El país de nunca pasa nada, jamás

por Rafael L. Bardají, 21 de octubre de 2017

Publicado en La Gaceta 18 octubre 2017

El pueblo español aguanta lo que le echen, hasta que deja de aguantar. La docilidad tiene sus límites y tengo la impresión de que hemos alcanzado, una nueva vez, esa línea roja.Por un lado está la sensación mayoritaria de que se nos está robando una parte de nosotros mismos, gracias a esa república catalana que se está construyendo homeopáticamente; y, por otro, la indignación ante un gobierno nacional cuyas respuestas al problema planteado por los separatistas catalanes se producen a cámara lenta o súper lenta.

» INFORMACIÓN PROPORCIONADA:
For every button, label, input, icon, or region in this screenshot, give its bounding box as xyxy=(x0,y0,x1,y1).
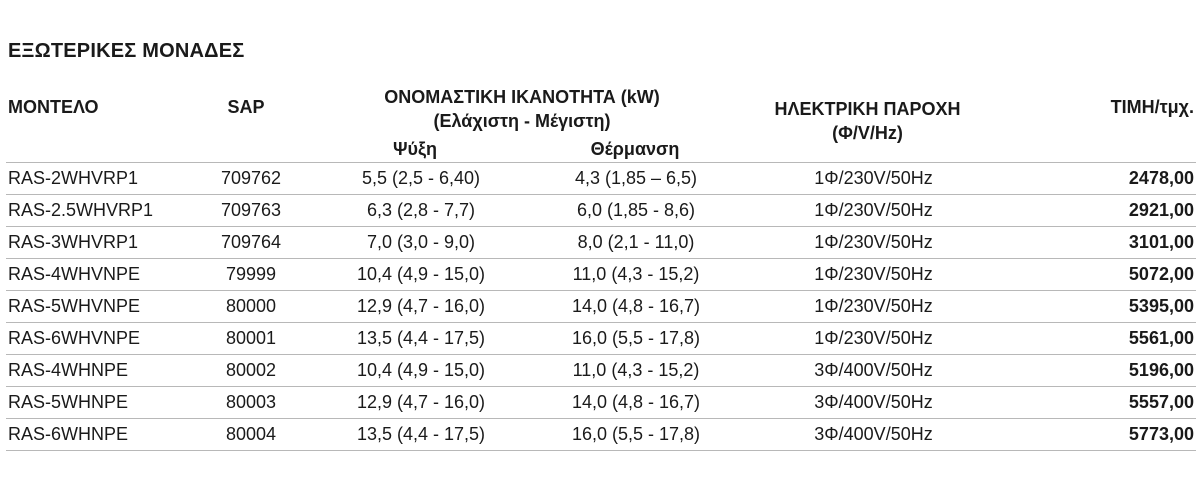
cell-model: RAS-6WHVNPE xyxy=(8,328,141,348)
cell-cooling: 13,5 (4,4 - 17,5) xyxy=(356,424,486,444)
cell-heating: 11,0 (4,3 - 15,2) xyxy=(572,264,700,284)
section-title: ΕΞΩΤΕΡΙΚΕΣ ΜΟΝΑΔΕΣ xyxy=(8,40,245,62)
header-cooling: Ψύξη xyxy=(392,139,438,159)
table-row xyxy=(6,291,1196,323)
table-row xyxy=(6,227,1196,259)
cell-cooling: 12,9 (4,7 - 16,0) xyxy=(356,296,486,316)
cell-price: 2478,00 xyxy=(1128,168,1194,188)
cell-sap: 709764 xyxy=(220,232,282,252)
cell-price: 5773,00 xyxy=(1128,424,1194,444)
cell-heating: 14,0 (4,8 - 16,7) xyxy=(571,392,701,412)
cell-sap: 709762 xyxy=(220,168,282,188)
header-sap: SAP xyxy=(227,97,265,117)
table-row xyxy=(6,195,1196,227)
cell-price: 2921,00 xyxy=(1128,200,1194,220)
cell-model: RAS-2.5WHVRP1 xyxy=(8,200,154,220)
cell-model: RAS-3WHVRP1 xyxy=(8,232,139,252)
cell-price: 5561,00 xyxy=(1128,328,1194,348)
table-row xyxy=(6,259,1196,291)
cell-sap: 80003 xyxy=(225,392,277,412)
cell-sap: 80000 xyxy=(225,296,277,316)
cell-sap: 80004 xyxy=(225,424,277,444)
cell-cooling: 6,3 (2,8 - 7,7) xyxy=(366,200,476,220)
cell-cooling: 10,4 (4,9 - 15,0) xyxy=(356,360,486,380)
cell-heating: 14,0 (4,8 - 16,7) xyxy=(571,296,701,316)
header-capacity-sub: (Ελάχιστη - Μέγιστη) xyxy=(433,111,611,131)
header-price: ΤΙΜΗ/τμχ. xyxy=(1110,97,1194,117)
cell-power: 1Φ/230V/50Hz xyxy=(814,200,933,220)
header-power: ΗΛΕΚΤΡΙΚΗ ΠΑΡΟΧΗ xyxy=(774,99,961,119)
cell-power: 3Φ/400V/50Hz xyxy=(814,392,933,412)
cell-heating: 11,0 (4,3 - 15,2) xyxy=(572,360,700,380)
cell-power: 1Φ/230V/50Hz xyxy=(814,232,933,252)
cell-model: RAS-5WHVNPE xyxy=(8,296,141,316)
cell-model: RAS-4WHVNPE xyxy=(8,264,141,284)
cell-price: 5196,00 xyxy=(1128,360,1194,380)
cell-cooling: 12,9 (4,7 - 16,0) xyxy=(356,392,486,412)
cell-price: 3101,00 xyxy=(1128,232,1194,252)
cell-heating: 4,3 (1,85 – 6,5) xyxy=(574,168,698,188)
cell-cooling: 10,4 (4,9 - 15,0) xyxy=(356,264,486,284)
cell-sap: 79999 xyxy=(225,264,277,284)
cell-price: 5557,00 xyxy=(1128,392,1194,412)
header-heating: Θέρμανση xyxy=(590,139,680,159)
cell-heating: 6,0 (1,85 - 8,6) xyxy=(576,200,696,220)
table-row xyxy=(6,163,1196,195)
cell-model: RAS-6WHNPE xyxy=(8,424,129,444)
cell-power: 3Φ/400V/50Hz xyxy=(814,424,933,444)
header-model: ΜΟΝΤΕΛΟ xyxy=(8,97,99,117)
cell-cooling: 5,5 (2,5 - 6,40) xyxy=(361,168,481,188)
cell-power: 1Φ/230V/50Hz xyxy=(814,296,933,316)
cell-cooling: 7,0 (3,0 - 9,0) xyxy=(366,232,476,252)
cell-price: 5072,00 xyxy=(1128,264,1194,284)
cell-model: RAS-5WHNPE xyxy=(8,392,129,412)
cell-power: 1Φ/230V/50Hz xyxy=(814,264,933,284)
cell-heating: 8,0 (2,1 - 11,0) xyxy=(577,232,695,252)
units-table xyxy=(6,162,1196,451)
cell-price: 5395,00 xyxy=(1128,296,1194,316)
cell-heating: 16,0 (5,5 - 17,8) xyxy=(571,424,701,444)
header-capacity: ΟΝΟΜΑΣΤΙΚΗ ΙΚΑΝΟΤΗΤΑ (kW) xyxy=(384,87,660,107)
cell-power: 1Φ/230V/50Hz xyxy=(814,328,933,348)
table-row xyxy=(6,387,1196,419)
cell-heating: 16,0 (5,5 - 17,8) xyxy=(571,328,701,348)
cell-model: RAS-2WHVRP1 xyxy=(8,168,139,188)
cell-sap: 80001 xyxy=(225,328,277,348)
table-row xyxy=(6,355,1196,387)
table-row xyxy=(6,419,1196,451)
header-power-sub: (Φ/V/Hz) xyxy=(832,123,903,143)
cell-power: 1Φ/230V/50Hz xyxy=(814,168,933,188)
cell-sap: 709763 xyxy=(220,200,282,220)
cell-sap: 80002 xyxy=(225,360,277,380)
cell-cooling: 13,5 (4,4 - 17,5) xyxy=(356,328,486,348)
cell-power: 3Φ/400V/50Hz xyxy=(814,360,933,380)
table-row xyxy=(6,323,1196,355)
cell-model: RAS-4WHNPE xyxy=(8,360,129,380)
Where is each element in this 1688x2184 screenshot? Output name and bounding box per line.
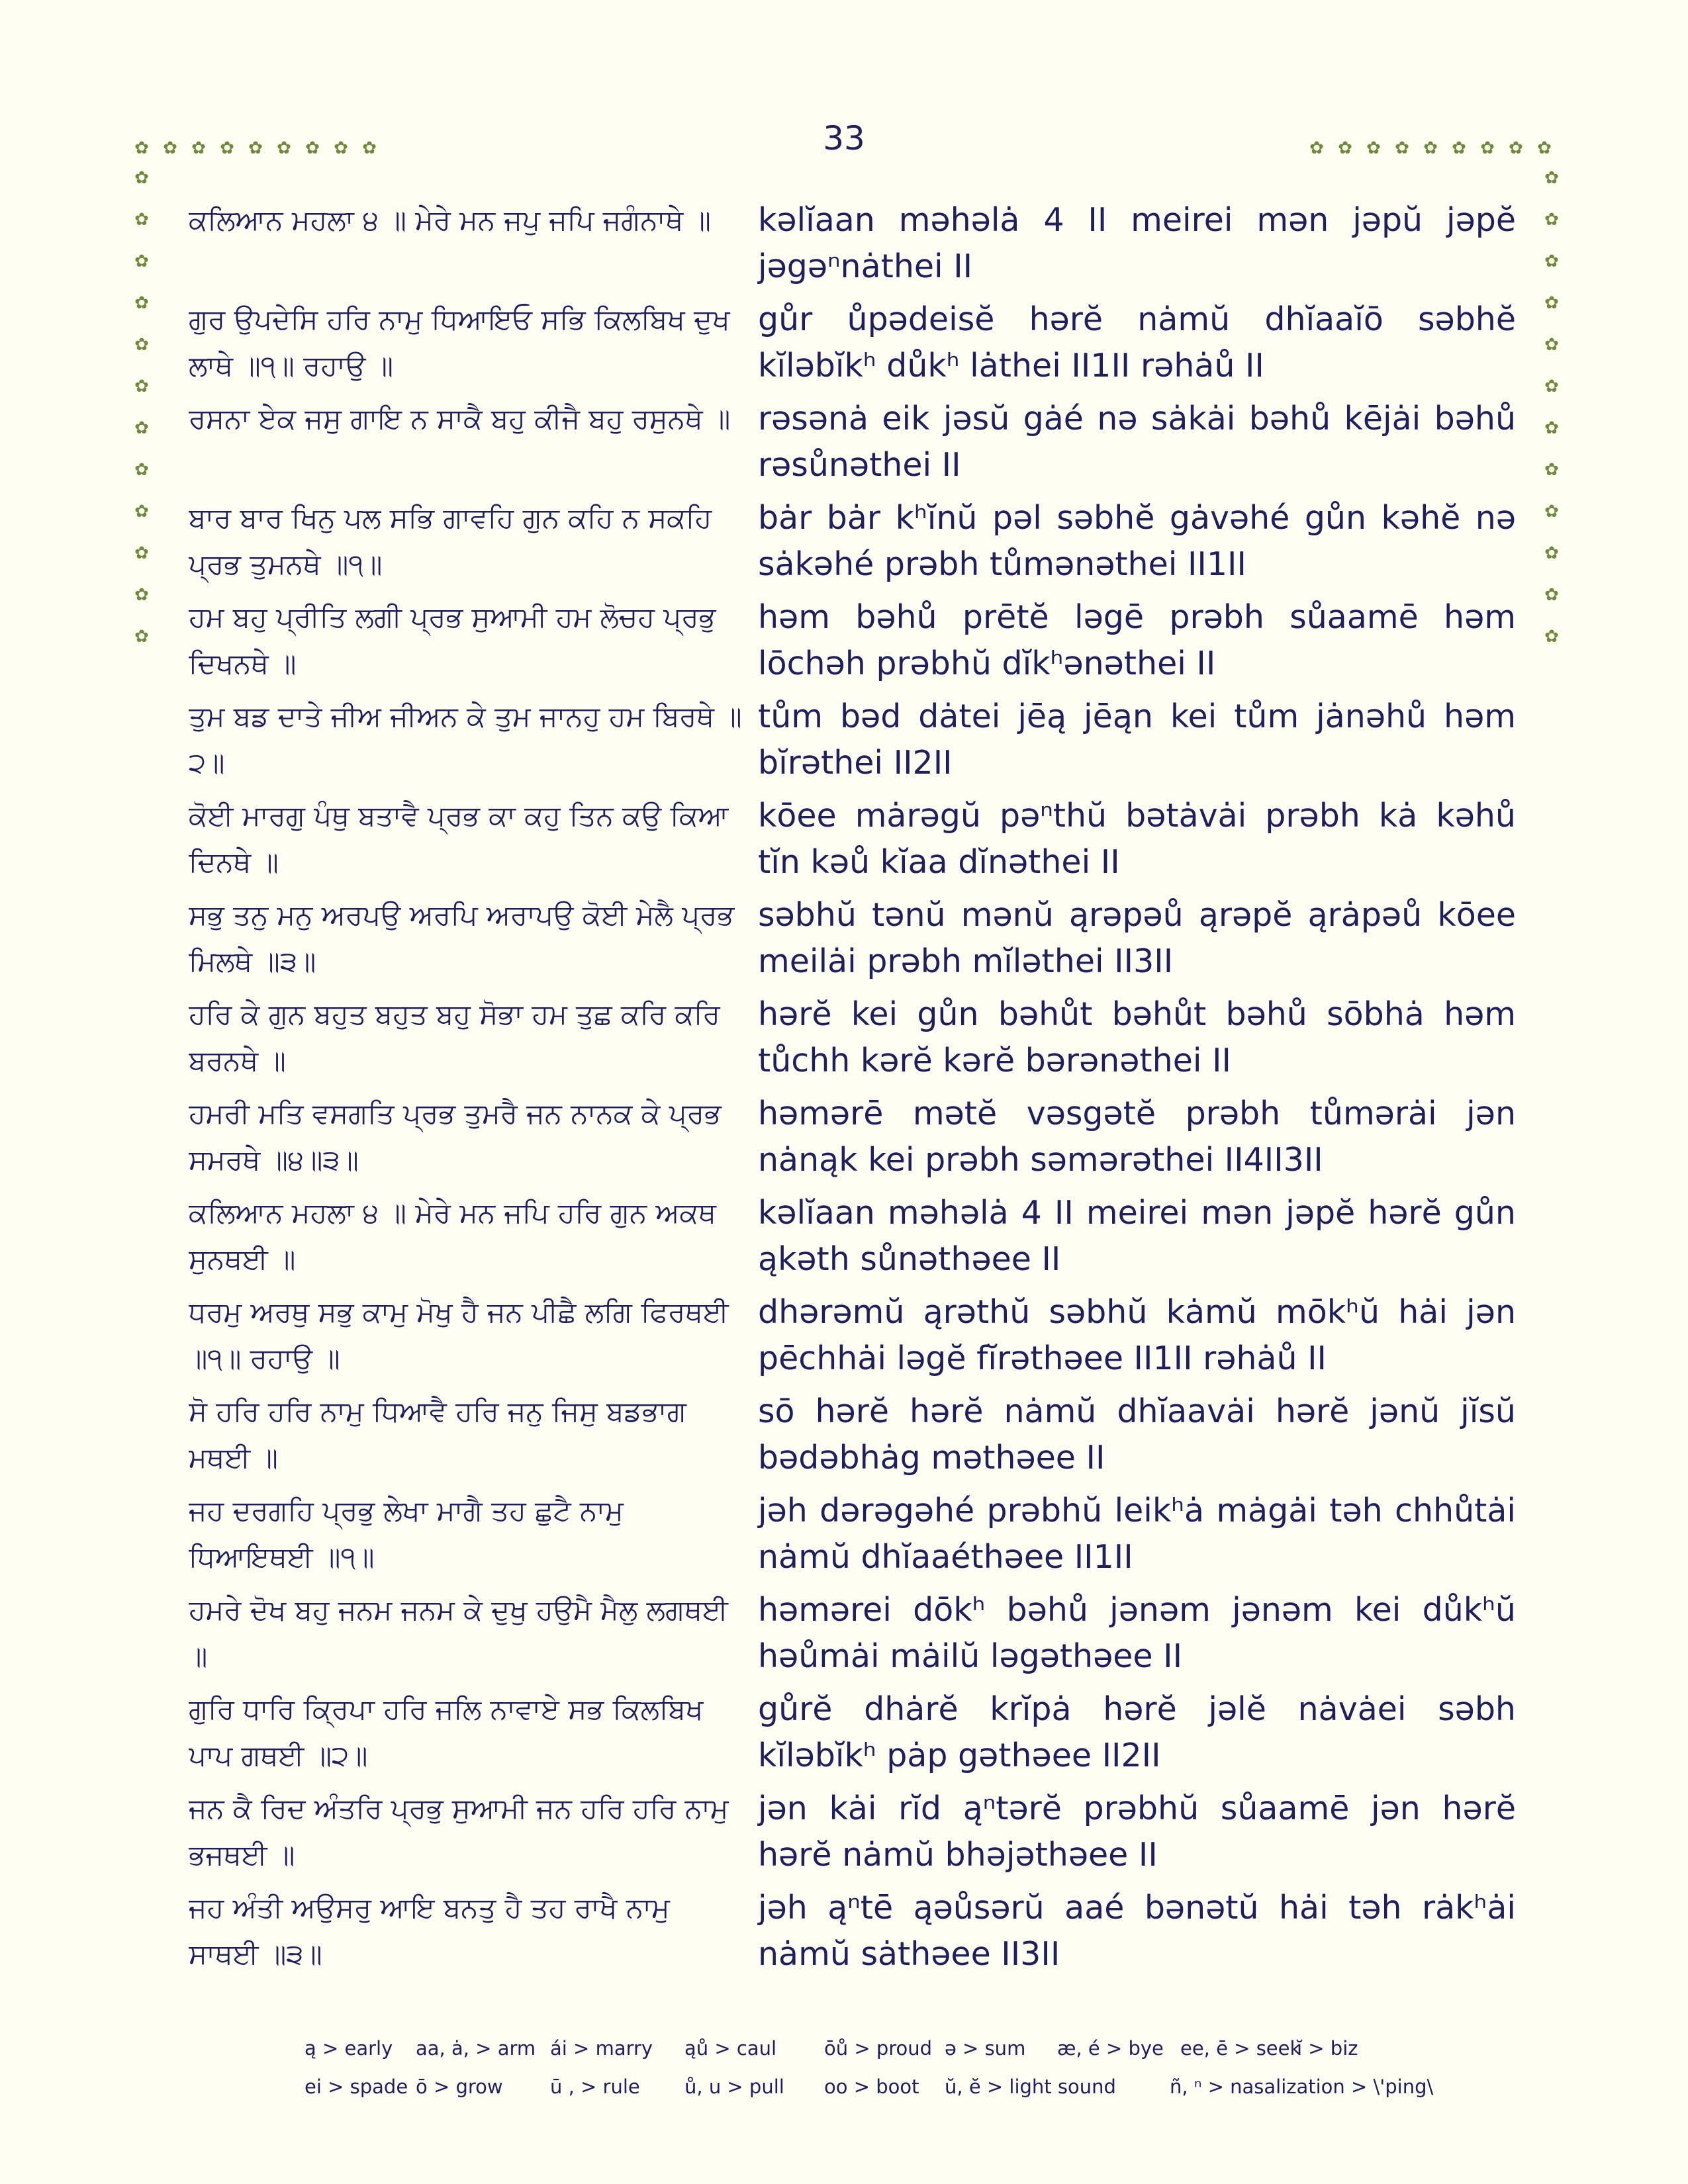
verse-row xyxy=(189,1587,1516,1686)
gurmukhi-text: ਕਲਿਆਨ ਮਹਲਾ ੪ ॥ ਮੇਰੇ ਮਨ ਜਪਿ ਹਰਿ ਗੁਨ ਅਕਥ ਸੁਨਥਈ ॥ xyxy=(189,1197,716,1275)
verse-row xyxy=(189,1091,1516,1190)
transliteration-text: jəh ąⁿtē ąəůsərŭ aaé bənətŭ hȧi təh rȧkʰȧi nȧmŭ sȧthəee II3II xyxy=(758,1889,1516,1973)
transliteration-text: rəsənȧ eik jəsŭ gȧé nə sȧkȧi bəhů kējȧi bəhů rəsůnəthei II xyxy=(758,400,1516,484)
flower-icon: ✿ xyxy=(1537,138,1552,158)
gurmukhi-text: ਕਲਿਆਨ ਮਹਲਾ ੪ ॥ ਮੇਰੇ ਮਨ ਜਪੁ ਜਪਿ ਜਗੰਨਾਥੇ ॥ xyxy=(189,204,711,236)
flower-icon: ✿ xyxy=(1544,335,1559,355)
flower-icon: ✿ xyxy=(1544,585,1559,605)
gurmukhi-text: ਹਰਿ ਕੇ ਗੁਨ ਬਹੁਤ ਬਹੁਤ ਬਹੁ ਸੋਭਾ ਹਮ ਤੁਛ ਕਰਿ ਕਰਿ ਬਰਨਥੇ ॥ xyxy=(189,998,720,1077)
flower-icon: ✿ xyxy=(134,377,149,396)
key-item: ee, ē > seek xyxy=(1180,2037,1301,2060)
flower-icon: ✿ xyxy=(362,138,377,158)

» OBJETIVOS:
A. Según el artículo de Rafael L. Bardají, ¿en qué medio y en qué fecha se publicó originalmente?
B. Resuma el artículo de Rafael L. Bardají en dos oraciones.
C. Prosiga el artículo de Rafael L. Bardají sobre la situación de España ante el separatismo catalán con un párrafo que siga a su última oración.
Los registros constituyen un material independiente del artículo de Rafael L. Bardají.

» RESPUESTAS REDACTADAS:
A. En La Gaceta, el 18 de octubre de 2017.

B. El artículo de Rafael L. Bardají sostiene que el pueblo español aguanta mucho, pero que su docilidad tiene límites y que se ha vuelto a alcanzar esa línea roja. Lo atribuye a la sensación mayoritaria de que se está robando a los españoles una parte de sí mismos con la república catalana en construcción, y a la indignación ante un gobierno nacional que responde con gran lentitud al problema planteado por los separatistas catalanes.

C.
Unos y otros andan instalados en la confianza de que han capeado crisis anteriores de las que han salido victoriosos. Mariano Rajoy ha llegado a decir que ya nos salvó del rescate y que hará lo mismo frente a los independentistas radicales. Pero ni la Generalitat ni la Moncloa se han dado cuenta de que viven en un mundo paralelo. Tras el discurso del Rey, los españoles, el pueblo español, también ha hablado, colgando banderas nacionales de los balcones como nunca antes se había visto desde 1975 y manifestándose de manera multitudinaria en Barcelona, madrid y muchas otras ciudades de España. Los españoles han reaccionado por el amor a su patria de manera espontánea. Peor, lo han hecho en contra del gobierno y de los principales partidos que siempre ven en lo que no pueden controlar directamente una clara amenaza. Los españoles han sobrepasado, y por mucho, a nuestros dirigentes políticos. Cuando la crisis económica, Rajoy tuvo detrás a una ciudadanía que poco podía hacer y que aceptó con resignación sus decisiones. Pero ese no es el caso actual. Así como el domingo 1 de Octubre el presidente del gobierno negó la realidad de lo que había pasado ese día en Cataluña, mostrando desnudamente su ceguera, también se equivoca si de verdad piensa que los españoles no tienen más alternativa que la sumisión a su pereza a hacer valer la ley y la Constitución en todo el territorio nacional.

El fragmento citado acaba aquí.